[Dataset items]
────────
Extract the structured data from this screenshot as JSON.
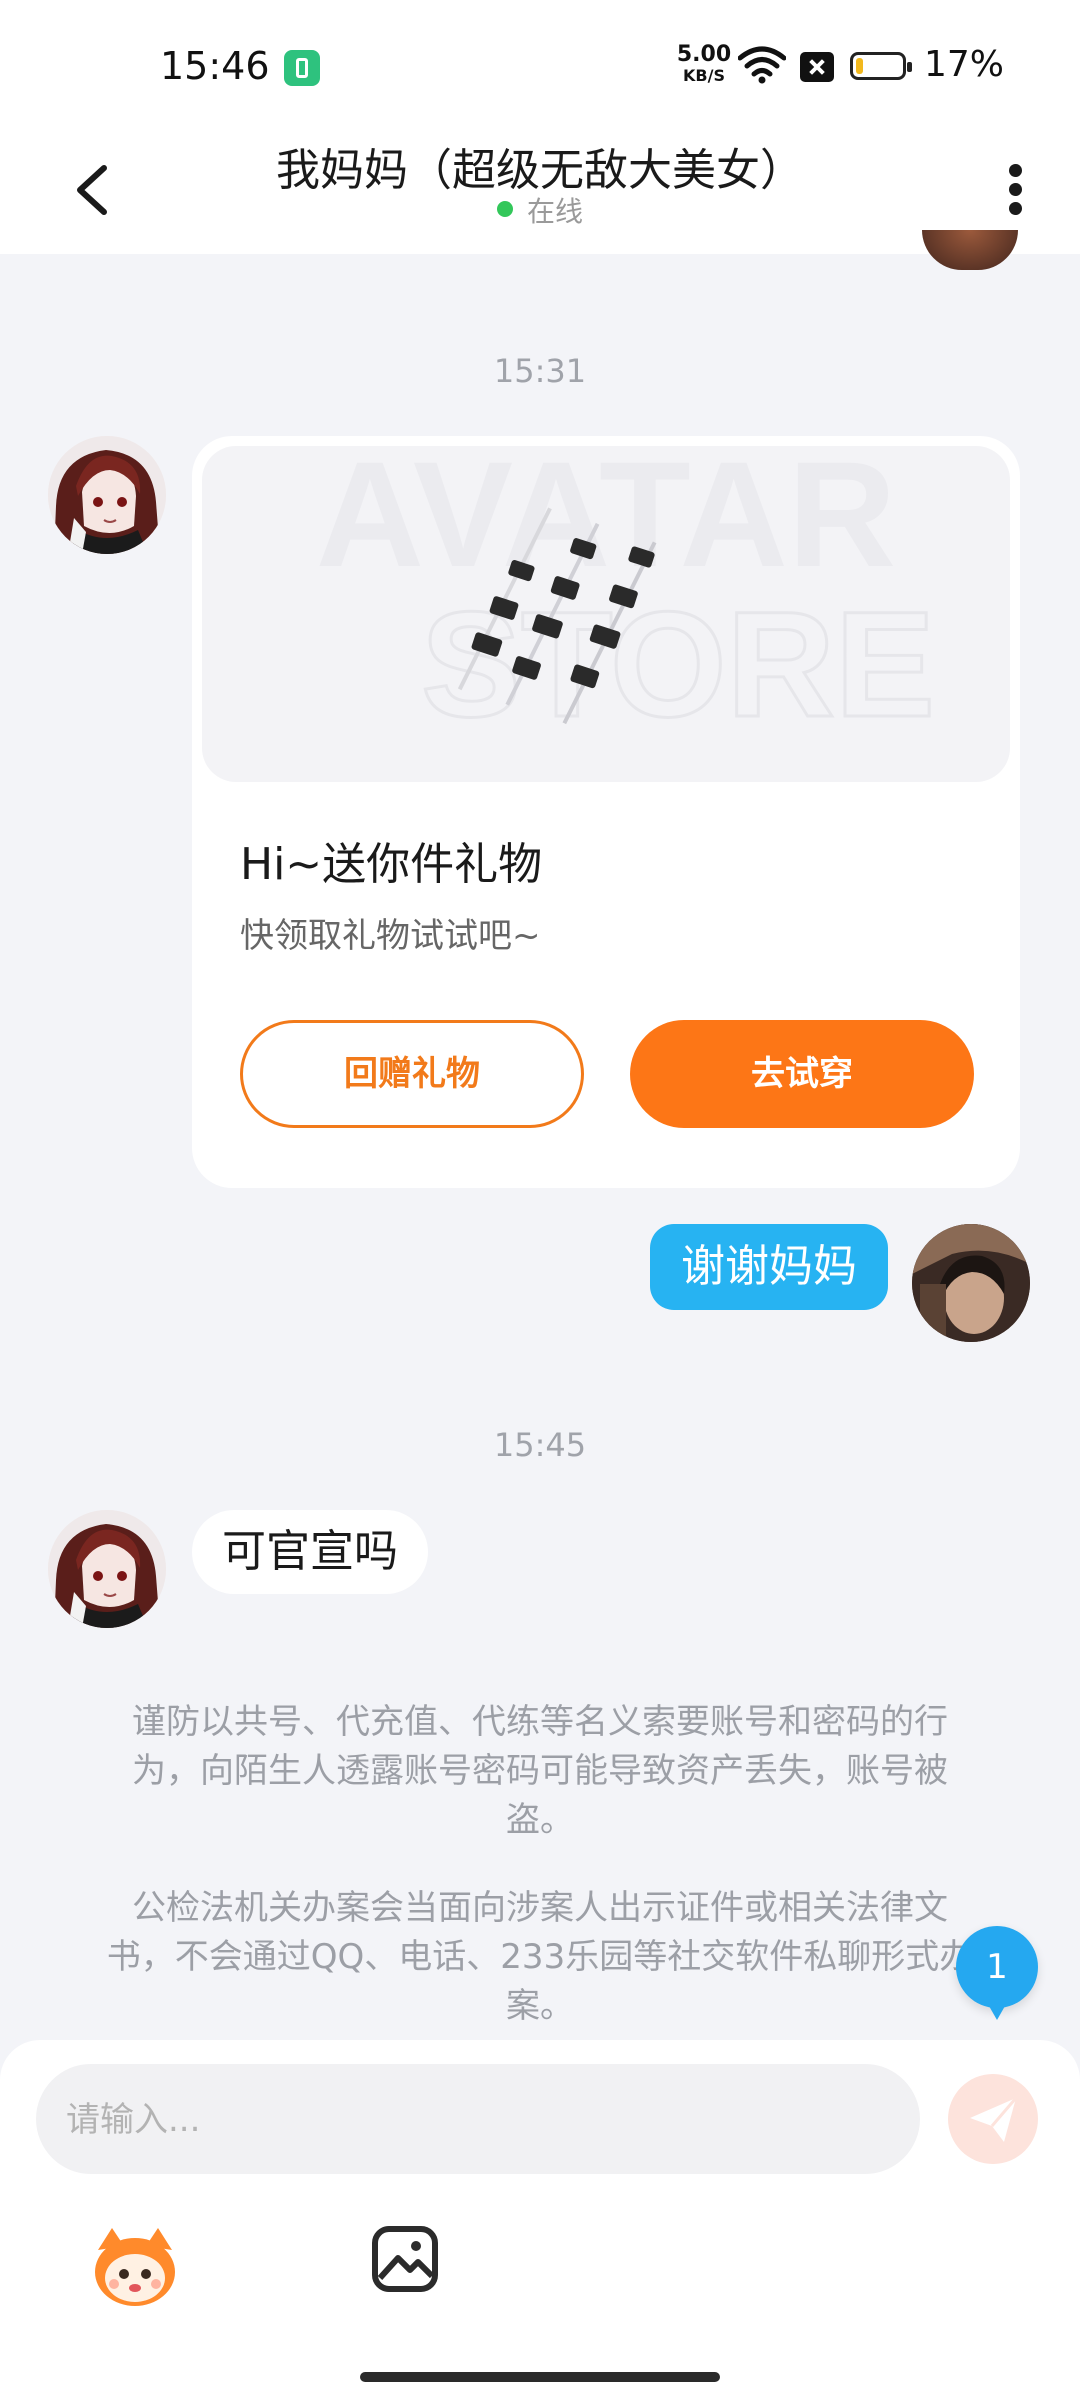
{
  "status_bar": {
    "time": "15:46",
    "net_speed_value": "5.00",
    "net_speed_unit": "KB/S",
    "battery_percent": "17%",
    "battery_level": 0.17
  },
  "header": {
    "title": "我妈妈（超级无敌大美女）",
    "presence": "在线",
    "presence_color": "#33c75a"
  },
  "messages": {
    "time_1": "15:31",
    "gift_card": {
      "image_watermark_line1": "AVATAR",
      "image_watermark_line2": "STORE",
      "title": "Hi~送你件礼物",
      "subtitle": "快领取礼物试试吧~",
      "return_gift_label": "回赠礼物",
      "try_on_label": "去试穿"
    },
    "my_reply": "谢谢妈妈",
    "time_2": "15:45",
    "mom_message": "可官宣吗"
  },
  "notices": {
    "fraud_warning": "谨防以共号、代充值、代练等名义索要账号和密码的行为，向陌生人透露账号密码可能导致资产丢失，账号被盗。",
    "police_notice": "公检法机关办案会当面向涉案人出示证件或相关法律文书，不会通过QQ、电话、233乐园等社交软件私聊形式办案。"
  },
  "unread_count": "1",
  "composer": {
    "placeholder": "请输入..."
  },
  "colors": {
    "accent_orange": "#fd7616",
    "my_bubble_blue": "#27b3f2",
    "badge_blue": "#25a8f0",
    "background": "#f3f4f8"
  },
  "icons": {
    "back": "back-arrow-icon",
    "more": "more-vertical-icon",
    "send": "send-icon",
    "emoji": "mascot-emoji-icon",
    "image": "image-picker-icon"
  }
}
────────
PROBLEM TO WORK ON
Return each line from the material above exactly, but not the pictures.

OUTPUT OF THE EXERCISE
Extract the structured data from this screenshot as JSON.
{
  "status_bar": {
    "time": "15:46",
    "net_speed_value": "5.00",
    "net_speed_unit": "KB/S",
    "battery_percent": "17%",
    "battery_level": 0.17
  },
  "header": {
    "title": "我妈妈（超级无敌大美女）",
    "presence": "在线",
    "presence_color": "#33c75a"
  },
  "messages": {
    "time_1": "15:31",
    "gift_card": {
      "image_watermark_line1": "AVATAR",
      "image_watermark_line2": "STORE",
      "title": "Hi~送你件礼物",
      "subtitle": "快领取礼物试试吧~",
      "return_gift_label": "回赠礼物",
      "try_on_label": "去试穿"
    },
    "my_reply": "谢谢妈妈",
    "time_2": "15:45",
    "mom_message": "可官宣吗"
  },
  "notices": {
    "fraud_warning": "谨防以共号、代充值、代练等名义索要账号和密码的行为，向陌生人透露账号密码可能导致资产丢失，账号被盗。",
    "police_notice": "公检法机关办案会当面向涉案人出示证件或相关法律文书，不会通过QQ、电话、233乐园等社交软件私聊形式办案。"
  },
  "unread_count": "1",
  "composer": {
    "placeholder": "请输入..."
  },
  "colors": {
    "accent_orange": "#fd7616",
    "my_bubble_blue": "#27b3f2",
    "badge_blue": "#25a8f0",
    "background": "#f3f4f8"
  },
  "icons": {
    "back": "back-arrow-icon",
    "more": "more-vertical-icon",
    "send": "send-icon",
    "emoji": "mascot-emoji-icon",
    "image": "image-picker-icon"
  }
}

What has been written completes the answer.